#### [Written request]
Your task is to copy every line of the records below that contains "число".

######

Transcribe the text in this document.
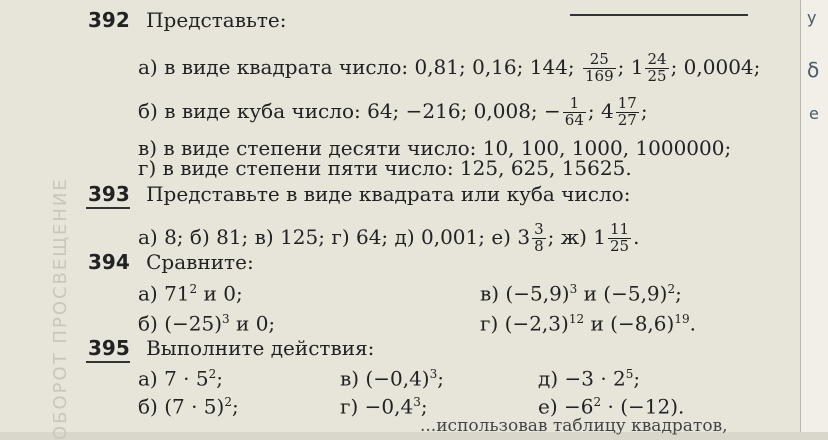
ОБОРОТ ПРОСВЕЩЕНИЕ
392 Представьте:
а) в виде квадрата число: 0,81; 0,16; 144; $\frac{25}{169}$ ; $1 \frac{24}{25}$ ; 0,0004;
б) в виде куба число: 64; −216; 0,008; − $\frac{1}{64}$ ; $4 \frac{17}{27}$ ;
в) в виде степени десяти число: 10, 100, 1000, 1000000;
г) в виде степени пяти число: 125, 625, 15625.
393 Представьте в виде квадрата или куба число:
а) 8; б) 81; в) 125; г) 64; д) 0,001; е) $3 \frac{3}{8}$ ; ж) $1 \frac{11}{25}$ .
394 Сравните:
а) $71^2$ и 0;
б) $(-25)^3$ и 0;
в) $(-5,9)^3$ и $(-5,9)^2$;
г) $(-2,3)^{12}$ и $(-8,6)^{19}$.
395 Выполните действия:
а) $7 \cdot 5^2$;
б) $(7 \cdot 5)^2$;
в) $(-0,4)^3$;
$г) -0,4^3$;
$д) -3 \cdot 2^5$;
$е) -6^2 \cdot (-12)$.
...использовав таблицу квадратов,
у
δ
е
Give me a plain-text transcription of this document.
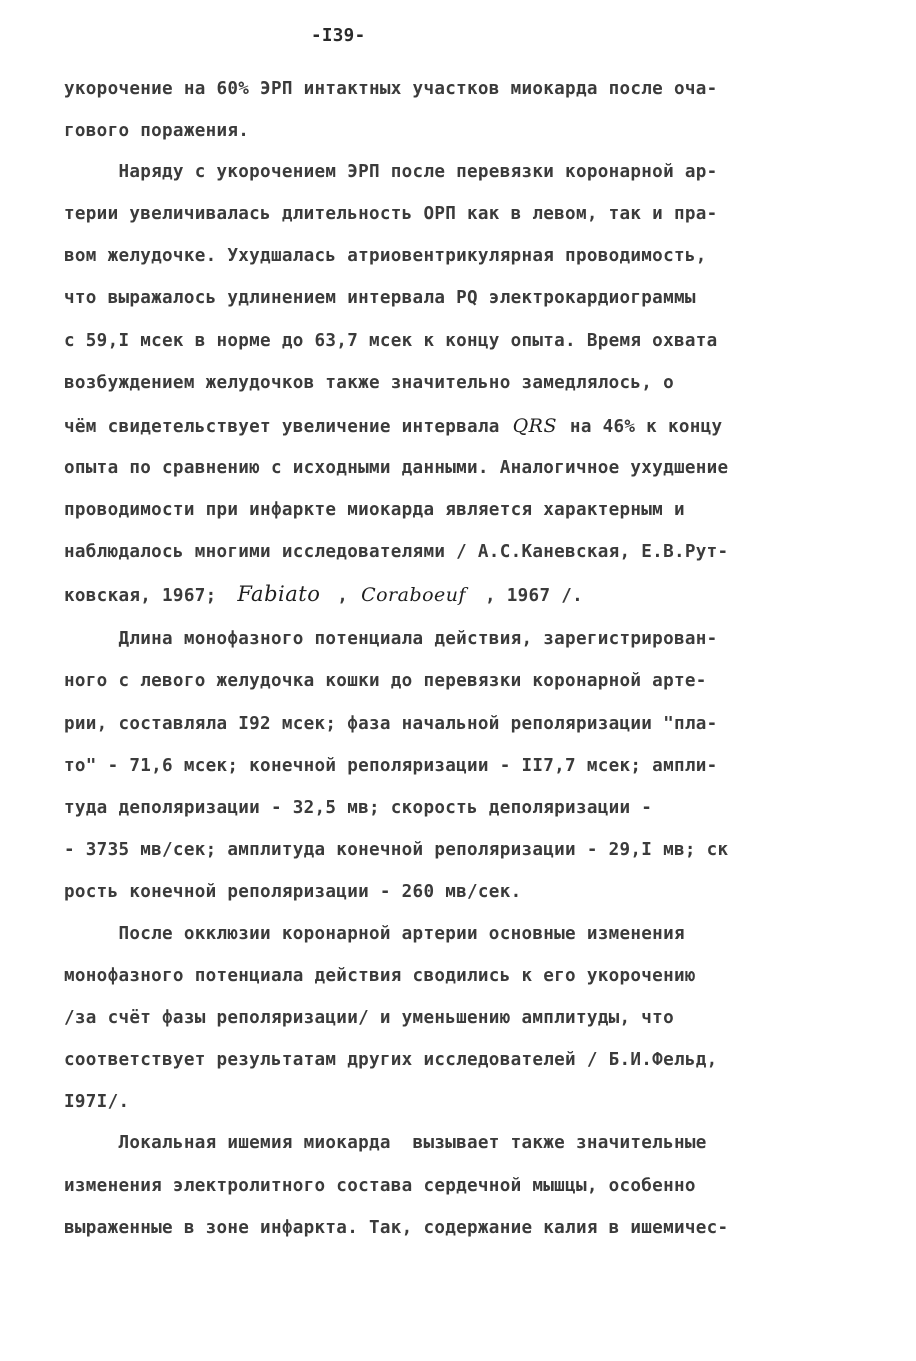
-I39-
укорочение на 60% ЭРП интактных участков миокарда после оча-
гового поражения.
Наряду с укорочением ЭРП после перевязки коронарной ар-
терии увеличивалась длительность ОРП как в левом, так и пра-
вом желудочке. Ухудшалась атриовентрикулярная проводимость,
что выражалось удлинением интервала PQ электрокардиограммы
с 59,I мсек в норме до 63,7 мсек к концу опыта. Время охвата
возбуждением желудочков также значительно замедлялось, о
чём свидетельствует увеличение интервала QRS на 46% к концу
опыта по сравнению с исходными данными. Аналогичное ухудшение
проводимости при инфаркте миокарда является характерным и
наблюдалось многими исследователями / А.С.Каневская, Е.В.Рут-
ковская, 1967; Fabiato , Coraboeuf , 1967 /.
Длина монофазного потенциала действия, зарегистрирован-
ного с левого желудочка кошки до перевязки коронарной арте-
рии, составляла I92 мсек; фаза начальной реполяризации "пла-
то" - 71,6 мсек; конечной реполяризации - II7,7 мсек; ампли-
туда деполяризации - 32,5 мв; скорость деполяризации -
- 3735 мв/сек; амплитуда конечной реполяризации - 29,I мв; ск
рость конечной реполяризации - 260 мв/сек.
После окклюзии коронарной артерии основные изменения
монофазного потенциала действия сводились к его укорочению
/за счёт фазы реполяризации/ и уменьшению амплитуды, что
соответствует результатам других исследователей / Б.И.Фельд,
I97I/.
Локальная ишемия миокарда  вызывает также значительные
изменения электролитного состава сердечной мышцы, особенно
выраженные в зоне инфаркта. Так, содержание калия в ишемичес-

######

#### [Finished answer]
а) в виде квадрата число: 0,81; 0,16; 144; $\frac{25}{169}$ ; $1 \frac{24}{25}$ ; 0,0004;
б) в виде куба число: 64; −216; 0,008; − $\frac{1}{64}$ ; $4 \frac{17}{27}$ ;
в) в виде степени десяти число: 10, 100, 1000, 1000000;
г) в виде степени пяти число: 125, 625, 15625.
393 Представьте в виде квадрата или куба число:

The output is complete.